___ Exercise input ___

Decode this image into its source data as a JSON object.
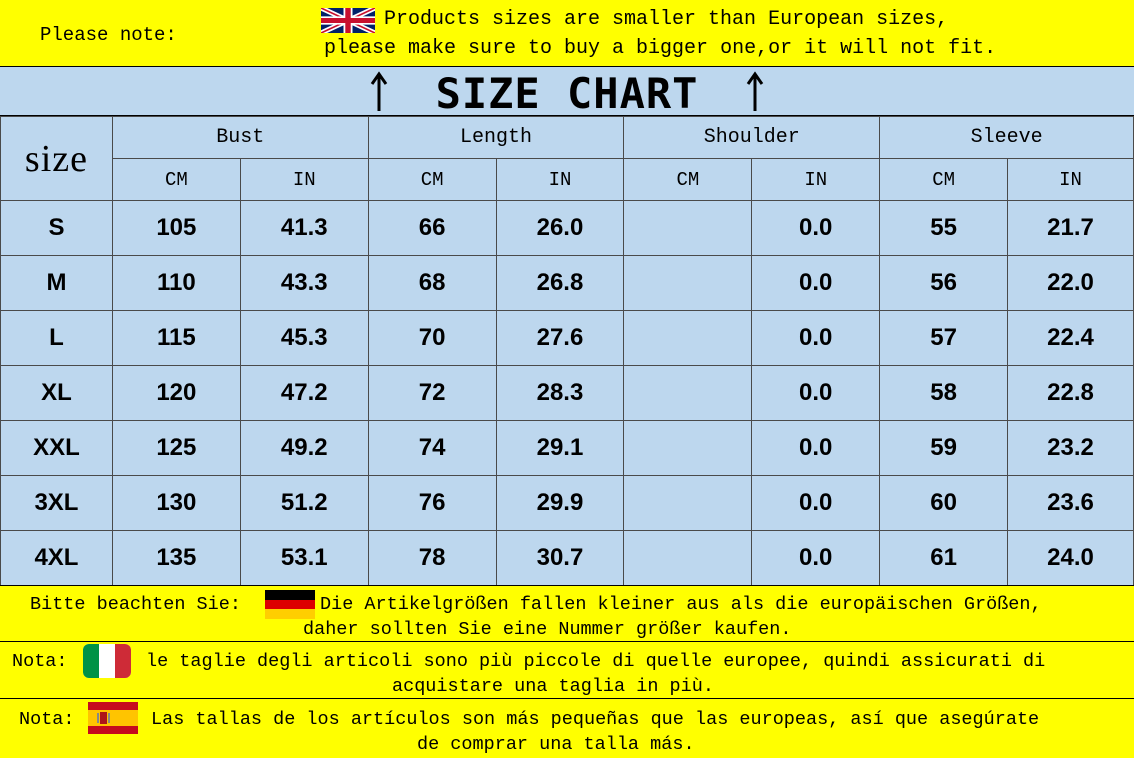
{
  "top_note": {
    "label": "Please note:",
    "line1": "Products sizes are smaller than European sizes,",
    "line2": "please make sure to buy a bigger one,or it will not fit.",
    "flag_icon": "uk-flag-icon"
  },
  "title": "SIZE CHART",
  "table": {
    "size_header": "size",
    "groups": [
      "Bust",
      "Length",
      "Shoulder",
      "Sleeve"
    ],
    "units": [
      "CM",
      "IN",
      "CM",
      "IN",
      "CM",
      "IN",
      "CM",
      "IN"
    ],
    "rows": [
      {
        "size": "S",
        "cells": [
          "105",
          "41.3",
          "66",
          "26.0",
          "",
          "0.0",
          "55",
          "21.7"
        ]
      },
      {
        "size": "M",
        "cells": [
          "110",
          "43.3",
          "68",
          "26.8",
          "",
          "0.0",
          "56",
          "22.0"
        ]
      },
      {
        "size": "L",
        "cells": [
          "115",
          "45.3",
          "70",
          "27.6",
          "",
          "0.0",
          "57",
          "22.4"
        ]
      },
      {
        "size": "XL",
        "cells": [
          "120",
          "47.2",
          "72",
          "28.3",
          "",
          "0.0",
          "58",
          "22.8"
        ]
      },
      {
        "size": "XXL",
        "cells": [
          "125",
          "49.2",
          "74",
          "29.1",
          "",
          "0.0",
          "59",
          "23.2"
        ]
      },
      {
        "size": "3XL",
        "cells": [
          "130",
          "51.2",
          "76",
          "29.9",
          "",
          "0.0",
          "60",
          "23.6"
        ]
      },
      {
        "size": "4XL",
        "cells": [
          "135",
          "53.1",
          "78",
          "30.7",
          "",
          "0.0",
          "61",
          "24.0"
        ]
      }
    ]
  },
  "notes": {
    "german": {
      "label": "Bitte beachten Sie:",
      "line1": "Die Artikelgrößen fallen kleiner aus als die europäischen Größen,",
      "line2": "daher sollten Sie eine Nummer größer kaufen.",
      "flag_icon": "german-flag-icon"
    },
    "italian": {
      "label": "Nota:",
      "line1": "le taglie degli articoli sono più piccole di quelle europee, quindi assicurati di",
      "line2": "acquistare una taglia in più.",
      "flag_icon": "italian-flag-icon"
    },
    "spanish": {
      "label": "Nota:",
      "line1": "Las tallas de los artículos son más pequeñas que las europeas, así que asegúrate",
      "line2": "de comprar una talla más.",
      "flag_icon": "spanish-flag-icon"
    }
  },
  "colors": {
    "note_background": "#ffff00",
    "table_background": "#bdd7ee"
  }
}
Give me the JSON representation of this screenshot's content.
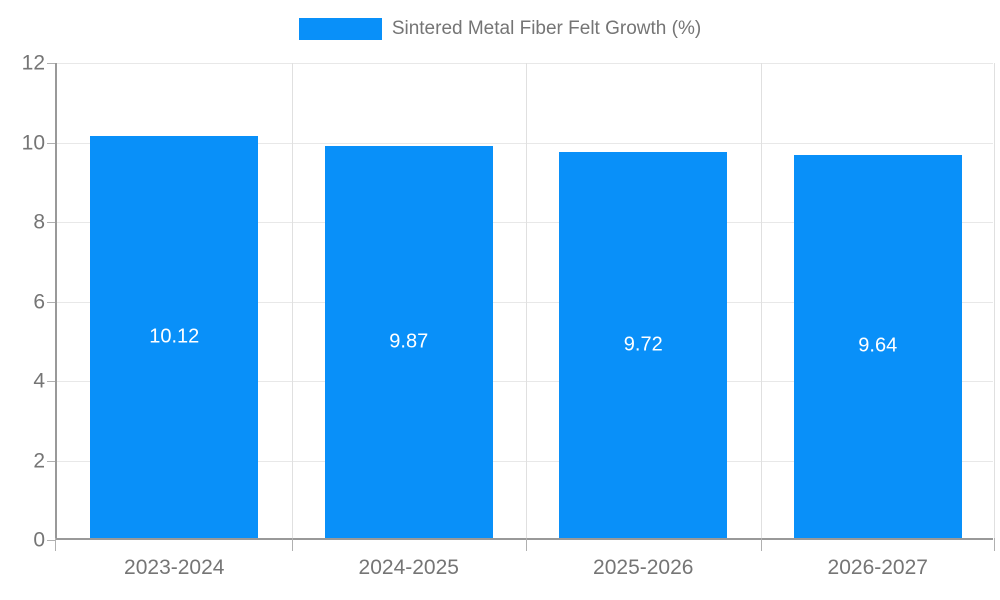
{
  "legend": {
    "label": "Sintered Metal Fiber Felt Growth (%)"
  },
  "chart_data": {
    "type": "bar",
    "title": "",
    "series_name": "Sintered Metal Fiber Felt Growth (%)",
    "categories": [
      "2023-2024",
      "2024-2025",
      "2025-2026",
      "2026-2027"
    ],
    "values": [
      10.12,
      9.87,
      9.72,
      9.64
    ],
    "value_labels": [
      "10.12",
      "9.87",
      "9.72",
      "9.64"
    ],
    "xlabel": "",
    "ylabel": "",
    "ylim": [
      0,
      12
    ],
    "yticks": [
      0,
      2,
      4,
      6,
      8,
      10,
      12
    ],
    "grid": true,
    "legend_position": "top-center",
    "colors": {
      "bar": "#0990f9",
      "axis": "#999999",
      "gridline_horizontal": "#e8e8e8",
      "gridline_vertical": "#e0e0e0",
      "tick_text": "#757575",
      "value_label_text": "#ffffff"
    }
  }
}
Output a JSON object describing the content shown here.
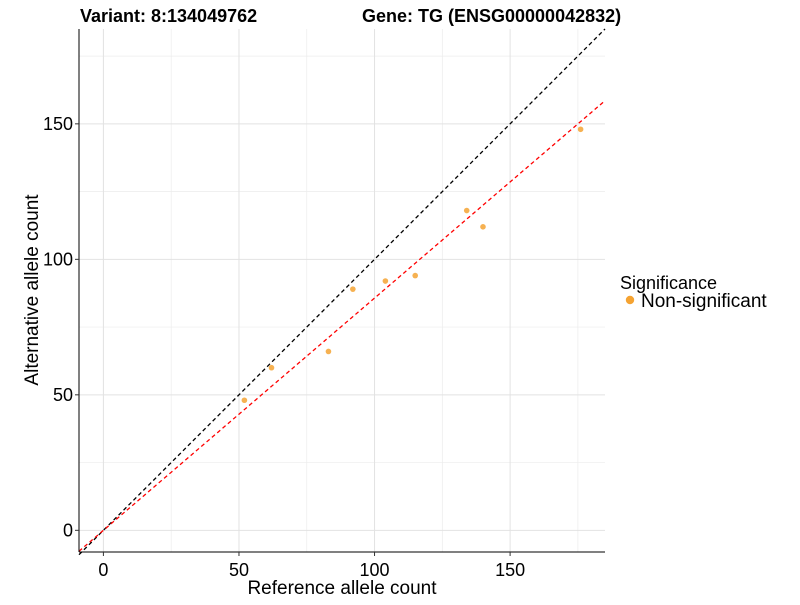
{
  "chart_data": {
    "type": "scatter",
    "title_variant": "Variant: 8:134049762",
    "title_gene": "Gene: TG (ENSG00000042832)",
    "xlabel": "Reference allele count",
    "ylabel": "Alternative allele count",
    "xlim": [
      -9,
      185
    ],
    "ylim": [
      -8,
      185
    ],
    "x_ticks": [
      0,
      50,
      100,
      150
    ],
    "y_ticks": [
      0,
      50,
      100,
      150
    ],
    "x_minor_gridlines": [
      25,
      75,
      125,
      175
    ],
    "y_minor_gridlines": [
      25,
      75,
      125,
      175
    ],
    "grid": true,
    "series": [
      {
        "name": "Non-significant",
        "color": "#f5a332",
        "x": [
          52,
          62,
          83,
          92,
          104,
          115,
          134,
          140,
          176
        ],
        "y": [
          48,
          60,
          66,
          89,
          92,
          94,
          118,
          112,
          148
        ]
      }
    ],
    "reference_lines": [
      {
        "name": "identity",
        "color": "#000000",
        "slope": 1,
        "intercept": 0,
        "style": "dashed"
      },
      {
        "name": "fit",
        "color": "#ff0000",
        "slope": 0.857,
        "intercept": 0,
        "style": "dashed"
      }
    ],
    "legend": {
      "title": "Significance",
      "placement": "right",
      "items": [
        {
          "label": "Non-significant",
          "color": "#f5a332"
        }
      ]
    }
  }
}
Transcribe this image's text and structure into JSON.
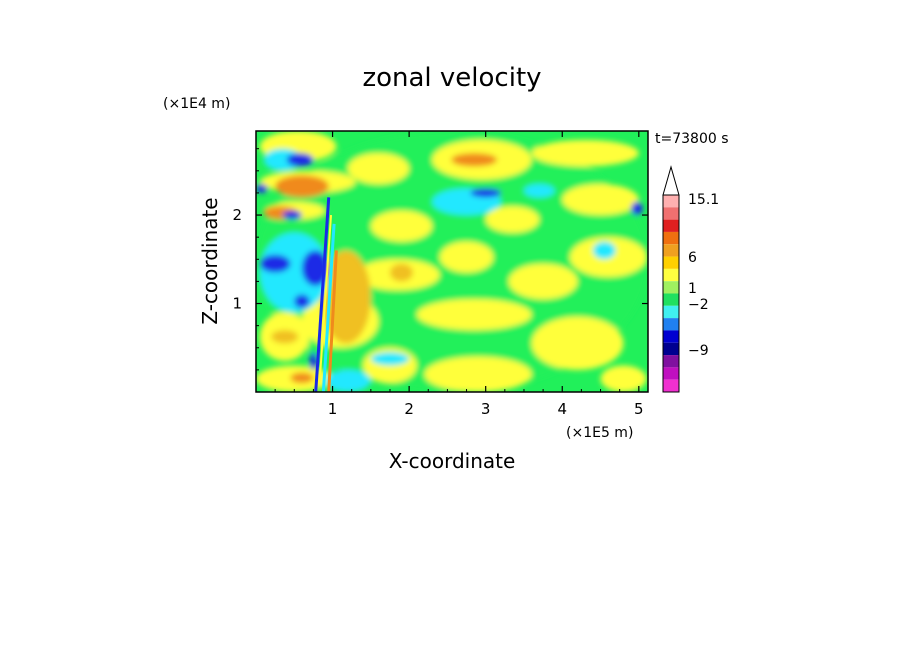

___

* _Directive_
Retype each record exactly as it stands, but do not include the pictures.

* _Answer to this problem_
Decode this image into its source data as a JSON object.
{
  "top_note": {
    "label": "Please note:",
    "line1": "Products sizes are smaller than European sizes,",
    "line2": "please make sure to buy a bigger one,or it will not fit.",
    "flag_icon": "uk-flag-icon"
  },
  "title": "SIZE CHART",
  "table": {
    "size_header": "size",
    "groups": [
      "Bust",
      "Length",
      "Shoulder",
      "Sleeve"
    ],
    "units": [
      "CM",
      "IN",
      "CM",
      "IN",
      "CM",
      "IN",
      "CM",
      "IN"
    ],
    "rows": [
      {
        "size": "S",
        "cells": [
          "105",
          "41.3",
          "66",
          "26.0",
          "",
          "0.0",
          "55",
          "21.7"
        ]
      },
      {
        "size": "M",
        "cells": [
          "110",
          "43.3",
          "68",
          "26.8",
          "",
          "0.0",
          "56",
          "22.0"
        ]
      },
      {
        "size": "L",
        "cells": [
          "115",
          "45.3",
          "70",
          "27.6",
          "",
          "0.0",
          "57",
          "22.4"
        ]
      },
      {
        "size": "XL",
        "cells": [
          "120",
          "47.2",
          "72",
          "28.3",
          "",
          "0.0",
          "58",
          "22.8"
        ]
      },
      {
        "size": "XXL",
        "cells": [
          "125",
          "49.2",
          "74",
          "29.1",
          "",
          "0.0",
          "59",
          "23.2"
        ]
      },
      {
        "size": "3XL",
        "cells": [
          "130",
          "51.2",
          "76",
          "29.9",
          "",
          "0.0",
          "60",
          "23.6"
        ]
      },
      {
        "size": "4XL",
        "cells": [
          "135",
          "53.1",
          "78",
          "30.7",
          "",
          "0.0",
          "61",
          "24.0"
        ]
      }
    ]
  },
  "notes": {
    "german": {
      "label": "Bitte beachten Sie:",
      "line1": "Die Artikelgrößen fallen kleiner aus als die europäischen Größen,",
      "line2": "daher sollten Sie eine Nummer größer kaufen.",
      "flag_icon": "german-flag-icon"
    },
    "italian": {
      "label": "Nota:",
      "line1": "le taglie degli articoli sono più piccole di quelle europee, quindi assicurati di",
      "line2": "acquistare una taglia in più.",
      "flag_icon": "italian-flag-icon"
    },
    "spanish": {
      "label": "Nota:",
      "line1": "Las tallas de los artículos son más pequeñas que las europeas, así que asegúrate",
      "line2": "de comprar una talla más.",
      "flag_icon": "spanish-flag-icon"
    }
  },
  "colors": {
    "note_background": "#ffff00",
    "table_background": "#bdd7ee"
  }
}
Give me the JSON representation of this screenshot's content.
{
  "legend": {
    "label": "Sintered Metal Fiber Felt Growth (%)"
  },
  "chart_data": {
    "type": "bar",
    "title": "",
    "series_name": "Sintered Metal Fiber Felt Growth (%)",
    "categories": [
      "2023-2024",
      "2024-2025",
      "2025-2026",
      "2026-2027"
    ],
    "values": [
      10.12,
      9.87,
      9.72,
      9.64
    ],
    "value_labels": [
      "10.12",
      "9.87",
      "9.72",
      "9.64"
    ],
    "xlabel": "",
    "ylabel": "",
    "ylim": [
      0,
      12
    ],
    "yticks": [
      0,
      2,
      4,
      6,
      8,
      10,
      12
    ],
    "grid": true,
    "legend_position": "top-center",
    "colors": {
      "bar": "#0990f9",
      "axis": "#999999",
      "gridline_horizontal": "#e8e8e8",
      "gridline_vertical": "#e0e0e0",
      "tick_text": "#757575",
      "value_label_text": "#ffffff"
    }
  }
}
Output a JSON object describing the content shown here.
{
  "chart_data": {
    "type": "scatter",
    "title_variant": "Variant: 8:134049762",
    "title_gene": "Gene: TG (ENSG00000042832)",
    "xlabel": "Reference allele count",
    "ylabel": "Alternative allele count",
    "xlim": [
      -9,
      185
    ],
    "ylim": [
      -8,
      185
    ],
    "x_ticks": [
      0,
      50,
      100,
      150
    ],
    "y_ticks": [
      0,
      50,
      100,
      150
    ],
    "x_minor_gridlines": [
      25,
      75,
      125,
      175
    ],
    "y_minor_gridlines": [
      25,
      75,
      125,
      175
    ],
    "grid": true,
    "series": [
      {
        "name": "Non-significant",
        "color": "#f5a332",
        "x": [
          52,
          62,
          83,
          92,
          104,
          115,
          134,
          140,
          176
        ],
        "y": [
          48,
          60,
          66,
          89,
          92,
          94,
          118,
          112,
          148
        ]
      }
    ],
    "reference_lines": [
      {
        "name": "identity",
        "color": "#000000",
        "slope": 1,
        "intercept": 0,
        "style": "dashed"
      },
      {
        "name": "fit",
        "color": "#ff0000",
        "slope": 0.857,
        "intercept": 0,
        "style": "dashed"
      }
    ],
    "legend": {
      "title": "Significance",
      "placement": "right",
      "items": [
        {
          "label": "Non-significant",
          "color": "#f5a332"
        }
      ]
    }
  }
}
Transcribe this image's text and structure into JSON.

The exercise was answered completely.